— Input material —

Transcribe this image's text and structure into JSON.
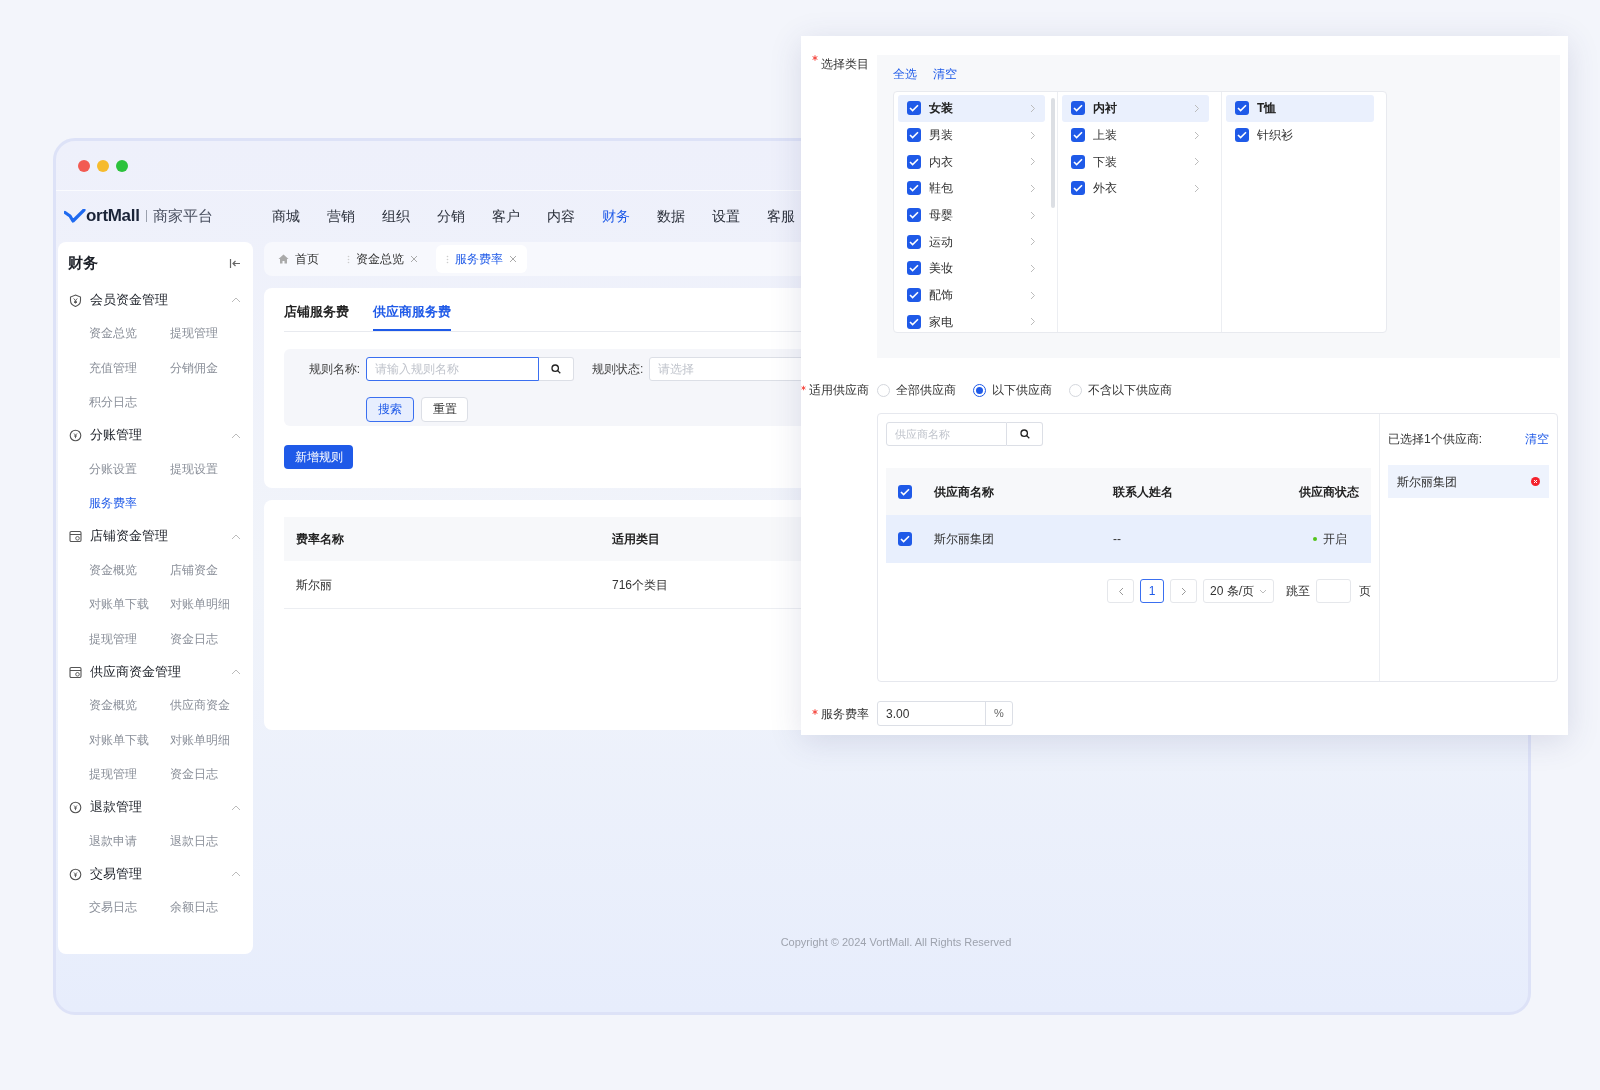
{
  "brand": {
    "logo": "ortMall",
    "subtitle": "商家平台"
  },
  "nav": [
    {
      "label": "商城",
      "selected": false
    },
    {
      "label": "营销",
      "selected": false
    },
    {
      "label": "组织",
      "selected": false
    },
    {
      "label": "分销",
      "selected": false
    },
    {
      "label": "客户",
      "selected": false
    },
    {
      "label": "内容",
      "selected": false
    },
    {
      "label": "财务",
      "selected": true
    },
    {
      "label": "数据",
      "selected": false
    },
    {
      "label": "设置",
      "selected": false
    },
    {
      "label": "客服",
      "selected": false
    }
  ],
  "sidebar": {
    "title": "财务",
    "groups": [
      {
        "title": "会员资金管理",
        "expanded": true,
        "items": [
          {
            "label": "资金总览",
            "selected": false
          },
          {
            "label": "提现管理",
            "selected": false
          },
          {
            "label": "充值管理",
            "selected": false
          },
          {
            "label": "分销佣金",
            "selected": false
          },
          {
            "label": "积分日志",
            "selected": false
          }
        ]
      },
      {
        "title": "分账管理",
        "expanded": true,
        "items": [
          {
            "label": "分账设置",
            "selected": false
          },
          {
            "label": "提现设置",
            "selected": false
          },
          {
            "label": "服务费率",
            "selected": true
          }
        ]
      },
      {
        "title": "店铺资金管理",
        "expanded": true,
        "items": [
          {
            "label": "资金概览",
            "selected": false
          },
          {
            "label": "店铺资金",
            "selected": false
          },
          {
            "label": "对账单下载",
            "selected": false
          },
          {
            "label": "对账单明细",
            "selected": false
          },
          {
            "label": "提现管理",
            "selected": false
          },
          {
            "label": "资金日志",
            "selected": false
          }
        ]
      },
      {
        "title": "供应商资金管理",
        "expanded": true,
        "items": [
          {
            "label": "资金概览",
            "selected": false
          },
          {
            "label": "供应商资金",
            "selected": false
          },
          {
            "label": "对账单下载",
            "selected": false
          },
          {
            "label": "对账单明细",
            "selected": false
          },
          {
            "label": "提现管理",
            "selected": false
          },
          {
            "label": "资金日志",
            "selected": false
          }
        ]
      },
      {
        "title": "退款管理",
        "expanded": true,
        "items": [
          {
            "label": "退款申请",
            "selected": false
          },
          {
            "label": "退款日志",
            "selected": false
          }
        ]
      },
      {
        "title": "交易管理",
        "expanded": true,
        "items": [
          {
            "label": "交易日志",
            "selected": false
          },
          {
            "label": "余额日志",
            "selected": false
          }
        ]
      }
    ]
  },
  "tabs": [
    {
      "label": "首页",
      "kind": "home",
      "selected": false
    },
    {
      "label": "资金总览",
      "kind": "page",
      "selected": false
    },
    {
      "label": "服务费率",
      "kind": "page",
      "selected": true
    }
  ],
  "subtabs": [
    {
      "label": "店铺服务费",
      "selected": false
    },
    {
      "label": "供应商服务费",
      "selected": true
    }
  ],
  "filters": {
    "rule_name": {
      "label": "规则名称:",
      "placeholder": "请输入规则名称",
      "focused": true
    },
    "rule_status": {
      "label": "规则状态:",
      "placeholder": "请选择"
    }
  },
  "buttons": {
    "search": "搜索",
    "reset": "重置",
    "add": "新增规则"
  },
  "table": {
    "columns": [
      "费率名称",
      "适用类目"
    ],
    "rows": [
      [
        "斯尔丽",
        "716个类目"
      ]
    ]
  },
  "footer": "Copyright © 2024 VortMall. All Rights Reserved",
  "dialog": {
    "category": {
      "label": "选择类目",
      "required": true,
      "actions": [
        "全选",
        "清空"
      ],
      "columns": [
        [
          {
            "label": "女装",
            "checked": true,
            "selected": true,
            "has_children": true
          },
          {
            "label": "男装",
            "checked": true,
            "selected": false,
            "has_children": true
          },
          {
            "label": "内衣",
            "checked": true,
            "selected": false,
            "has_children": true
          },
          {
            "label": "鞋包",
            "checked": true,
            "selected": false,
            "has_children": true
          },
          {
            "label": "母婴",
            "checked": true,
            "selected": false,
            "has_children": true
          },
          {
            "label": "运动",
            "checked": true,
            "selected": false,
            "has_children": true
          },
          {
            "label": "美妆",
            "checked": true,
            "selected": false,
            "has_children": true
          },
          {
            "label": "配饰",
            "checked": true,
            "selected": false,
            "has_children": true
          },
          {
            "label": "家电",
            "checked": true,
            "selected": false,
            "has_children": true
          }
        ],
        [
          {
            "label": "内衬",
            "checked": true,
            "selected": true,
            "has_children": true
          },
          {
            "label": "上装",
            "checked": true,
            "selected": false,
            "has_children": true
          },
          {
            "label": "下装",
            "checked": true,
            "selected": false,
            "has_children": true
          },
          {
            "label": "外衣",
            "checked": true,
            "selected": false,
            "has_children": true
          }
        ],
        [
          {
            "label": "T恤",
            "checked": true,
            "selected": true,
            "has_children": false
          },
          {
            "label": "针织衫",
            "checked": true,
            "selected": false,
            "has_children": false
          }
        ]
      ]
    },
    "supplier": {
      "label": "适用供应商",
      "required": true,
      "options": [
        {
          "label": "全部供应商",
          "selected": false
        },
        {
          "label": "以下供应商",
          "selected": true
        },
        {
          "label": "不含以下供应商",
          "selected": false
        }
      ],
      "search_placeholder": "供应商名称",
      "columns": [
        "供应商名称",
        "联系人姓名",
        "供应商状态"
      ],
      "all_checked": true,
      "rows": [
        {
          "name": "斯尔丽集团",
          "contact": "--",
          "status": "开启",
          "color": "#52c41a",
          "checked": true
        }
      ],
      "pagination": {
        "pages": [
          {
            "label": "1",
            "selected": true
          }
        ],
        "page_size": "20 条/页",
        "jump_label": "跳至",
        "page_unit": "页"
      },
      "selected_title": "已选择1个供应商:",
      "clear": "清空",
      "selected_items": [
        "斯尔丽集团"
      ]
    },
    "fee": {
      "label": "服务费率",
      "required": true,
      "value": "3.00",
      "unit": "%"
    }
  }
}
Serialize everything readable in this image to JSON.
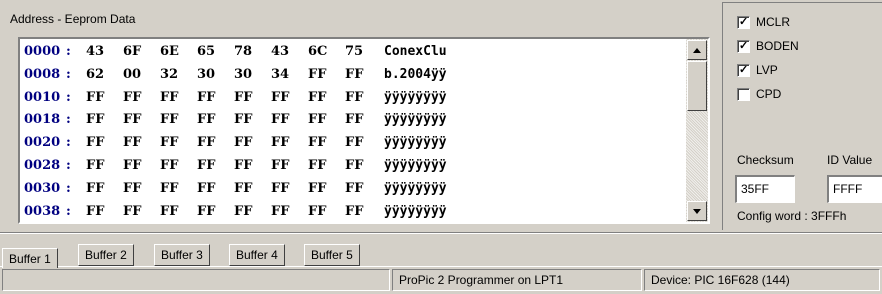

— Set exercise —
Using the material above, state how many lines include the string "image". Answer with a single number.

— Result —
2